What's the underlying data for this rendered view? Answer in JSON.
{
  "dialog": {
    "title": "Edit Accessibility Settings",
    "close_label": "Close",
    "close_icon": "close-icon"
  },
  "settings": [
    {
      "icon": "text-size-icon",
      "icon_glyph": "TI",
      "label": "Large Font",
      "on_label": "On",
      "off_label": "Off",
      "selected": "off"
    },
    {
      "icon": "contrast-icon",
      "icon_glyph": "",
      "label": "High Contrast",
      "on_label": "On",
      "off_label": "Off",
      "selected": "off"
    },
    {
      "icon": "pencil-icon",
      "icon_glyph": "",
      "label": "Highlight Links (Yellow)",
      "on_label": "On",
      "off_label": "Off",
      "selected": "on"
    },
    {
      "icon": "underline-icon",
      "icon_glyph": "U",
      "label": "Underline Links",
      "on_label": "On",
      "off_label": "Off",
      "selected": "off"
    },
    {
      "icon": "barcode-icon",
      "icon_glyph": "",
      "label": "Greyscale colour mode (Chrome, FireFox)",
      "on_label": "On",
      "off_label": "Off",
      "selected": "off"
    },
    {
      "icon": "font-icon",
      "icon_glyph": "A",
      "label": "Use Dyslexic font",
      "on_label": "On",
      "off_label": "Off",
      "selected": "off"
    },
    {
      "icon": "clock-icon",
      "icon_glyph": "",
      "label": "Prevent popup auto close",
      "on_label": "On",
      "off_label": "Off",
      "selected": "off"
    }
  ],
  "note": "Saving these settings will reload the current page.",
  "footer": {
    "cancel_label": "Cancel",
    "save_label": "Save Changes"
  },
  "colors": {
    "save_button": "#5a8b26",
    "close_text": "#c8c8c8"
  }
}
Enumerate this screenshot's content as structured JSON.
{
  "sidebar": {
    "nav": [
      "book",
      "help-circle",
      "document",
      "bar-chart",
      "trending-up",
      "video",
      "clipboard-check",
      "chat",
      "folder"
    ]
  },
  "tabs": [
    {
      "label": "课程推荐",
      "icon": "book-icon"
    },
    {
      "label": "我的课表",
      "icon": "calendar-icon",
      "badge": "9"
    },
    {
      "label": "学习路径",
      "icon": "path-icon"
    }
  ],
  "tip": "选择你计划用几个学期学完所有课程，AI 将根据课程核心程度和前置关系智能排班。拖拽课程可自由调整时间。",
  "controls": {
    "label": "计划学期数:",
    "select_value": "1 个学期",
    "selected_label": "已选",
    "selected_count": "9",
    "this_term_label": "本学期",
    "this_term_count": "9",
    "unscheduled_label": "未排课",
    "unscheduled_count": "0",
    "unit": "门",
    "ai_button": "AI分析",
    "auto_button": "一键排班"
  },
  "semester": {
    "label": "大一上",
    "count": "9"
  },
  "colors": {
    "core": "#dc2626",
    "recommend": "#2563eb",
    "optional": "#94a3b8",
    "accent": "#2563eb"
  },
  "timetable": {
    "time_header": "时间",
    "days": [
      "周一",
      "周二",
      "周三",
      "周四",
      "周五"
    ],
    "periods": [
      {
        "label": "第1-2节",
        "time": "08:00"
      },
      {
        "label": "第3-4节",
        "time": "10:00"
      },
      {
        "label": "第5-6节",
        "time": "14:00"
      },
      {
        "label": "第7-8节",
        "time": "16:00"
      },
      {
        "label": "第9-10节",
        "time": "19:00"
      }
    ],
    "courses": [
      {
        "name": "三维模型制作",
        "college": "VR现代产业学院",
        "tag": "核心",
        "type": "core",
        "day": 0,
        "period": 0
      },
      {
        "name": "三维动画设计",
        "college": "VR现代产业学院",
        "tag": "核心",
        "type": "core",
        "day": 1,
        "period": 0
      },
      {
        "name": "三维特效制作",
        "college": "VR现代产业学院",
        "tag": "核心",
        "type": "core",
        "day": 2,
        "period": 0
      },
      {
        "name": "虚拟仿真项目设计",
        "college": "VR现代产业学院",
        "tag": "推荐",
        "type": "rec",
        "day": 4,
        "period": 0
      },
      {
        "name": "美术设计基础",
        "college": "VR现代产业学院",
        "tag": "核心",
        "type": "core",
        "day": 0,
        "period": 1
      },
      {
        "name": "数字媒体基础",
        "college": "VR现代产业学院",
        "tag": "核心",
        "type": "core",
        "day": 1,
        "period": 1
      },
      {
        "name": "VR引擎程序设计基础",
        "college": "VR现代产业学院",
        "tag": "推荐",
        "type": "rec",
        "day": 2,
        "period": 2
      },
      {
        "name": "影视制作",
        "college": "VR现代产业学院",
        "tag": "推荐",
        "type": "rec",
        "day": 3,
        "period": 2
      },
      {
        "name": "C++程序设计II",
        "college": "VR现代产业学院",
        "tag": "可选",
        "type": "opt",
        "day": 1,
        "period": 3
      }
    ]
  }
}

## Exercise instructions
All the entries above need to be reproduced exactly.

## Response for this exercise
What's the underlying data for this rendered view? Answer in JSON.
{
  "dialog": {
    "title": "Edit Accessibility Settings",
    "close_label": "Close",
    "close_icon": "close-icon"
  },
  "settings": [
    {
      "icon": "text-size-icon",
      "icon_glyph": "TI",
      "label": "Large Font",
      "on_label": "On",
      "off_label": "Off",
      "selected": "off"
    },
    {
      "icon": "contrast-icon",
      "icon_glyph": "",
      "label": "High Contrast",
      "on_label": "On",
      "off_label": "Off",
      "selected": "off"
    },
    {
      "icon": "pencil-icon",
      "icon_glyph": "",
      "label": "Highlight Links (Yellow)",
      "on_label": "On",
      "off_label": "Off",
      "selected": "on"
    },
    {
      "icon": "underline-icon",
      "icon_glyph": "U",
      "label": "Underline Links",
      "on_label": "On",
      "off_label": "Off",
      "selected": "off"
    },
    {
      "icon": "barcode-icon",
      "icon_glyph": "",
      "label": "Greyscale colour mode (Chrome, FireFox)",
      "on_label": "On",
      "off_label": "Off",
      "selected": "off"
    },
    {
      "icon": "font-icon",
      "icon_glyph": "A",
      "label": "Use Dyslexic font",
      "on_label": "On",
      "off_label": "Off",
      "selected": "off"
    },
    {
      "icon": "clock-icon",
      "icon_glyph": "",
      "label": "Prevent popup auto close",
      "on_label": "On",
      "off_label": "Off",
      "selected": "off"
    }
  ],
  "note": "Saving these settings will reload the current page.",
  "footer": {
    "cancel_label": "Cancel",
    "save_label": "Save Changes"
  },
  "colors": {
    "save_button": "#5a8b26",
    "close_text": "#c8c8c8"
  }
}
Enumerate this screenshot's content as structured JSON.
{
  "sidebar": {
    "nav": [
      "book",
      "help-circle",
      "document",
      "bar-chart",
      "trending-up",
      "video",
      "clipboard-check",
      "chat",
      "folder"
    ]
  },
  "tabs": [
    {
      "label": "课程推荐",
      "icon": "book-icon"
    },
    {
      "label": "我的课表",
      "icon": "calendar-icon",
      "badge": "9"
    },
    {
      "label": "学习路径",
      "icon": "path-icon"
    }
  ],
  "tip": "选择你计划用几个学期学完所有课程，AI 将根据课程核心程度和前置关系智能排班。拖拽课程可自由调整时间。",
  "controls": {
    "label": "计划学期数:",
    "select_value": "1 个学期",
    "selected_label": "已选",
    "selected_count": "9",
    "this_term_label": "本学期",
    "this_term_count": "9",
    "unscheduled_label": "未排课",
    "unscheduled_count": "0",
    "unit": "门",
    "ai_button": "AI分析",
    "auto_button": "一键排班"
  },
  "semester": {
    "label": "大一上",
    "count": "9"
  },
  "colors": {
    "core": "#dc2626",
    "recommend": "#2563eb",
    "optional": "#94a3b8",
    "accent": "#2563eb"
  },
  "timetable": {
    "time_header": "时间",
    "days": [
      "周一",
      "周二",
      "周三",
      "周四",
      "周五"
    ],
    "periods": [
      {
        "label": "第1-2节",
        "time": "08:00"
      },
      {
        "label": "第3-4节",
        "time": "10:00"
      },
      {
        "label": "第5-6节",
        "time": "14:00"
      },
      {
        "label": "第7-8节",
        "time": "16:00"
      },
      {
        "label": "第9-10节",
        "time": "19:00"
      }
    ],
    "courses": [
      {
        "name": "三维模型制作",
        "college": "VR现代产业学院",
        "tag": "核心",
        "type": "core",
        "day": 0,
        "period": 0
      },
      {
        "name": "三维动画设计",
        "college": "VR现代产业学院",
        "tag": "核心",
        "type": "core",
        "day": 1,
        "period": 0
      },
      {
        "name": "三维特效制作",
        "college": "VR现代产业学院",
        "tag": "核心",
        "type": "core",
        "day": 2,
        "period": 0
      },
      {
        "name": "虚拟仿真项目设计",
        "college": "VR现代产业学院",
        "tag": "推荐",
        "type": "rec",
        "day": 4,
        "period": 0
      },
      {
        "name": "美术设计基础",
        "college": "VR现代产业学院",
        "tag": "核心",
        "type": "core",
        "day": 0,
        "period": 1
      },
      {
        "name": "数字媒体基础",
        "college": "VR现代产业学院",
        "tag": "核心",
        "type": "core",
        "day": 1,
        "period": 1
      },
      {
        "name": "VR引擎程序设计基础",
        "college": "VR现代产业学院",
        "tag": "推荐",
        "type": "rec",
        "day": 2,
        "period": 2
      },
      {
        "name": "影视制作",
        "college": "VR现代产业学院",
        "tag": "推荐",
        "type": "rec",
        "day": 3,
        "period": 2
      },
      {
        "name": "C++程序设计II",
        "college": "VR现代产业学院",
        "tag": "可选",
        "type": "opt",
        "day": 1,
        "period": 3
      }
    ]
  }
}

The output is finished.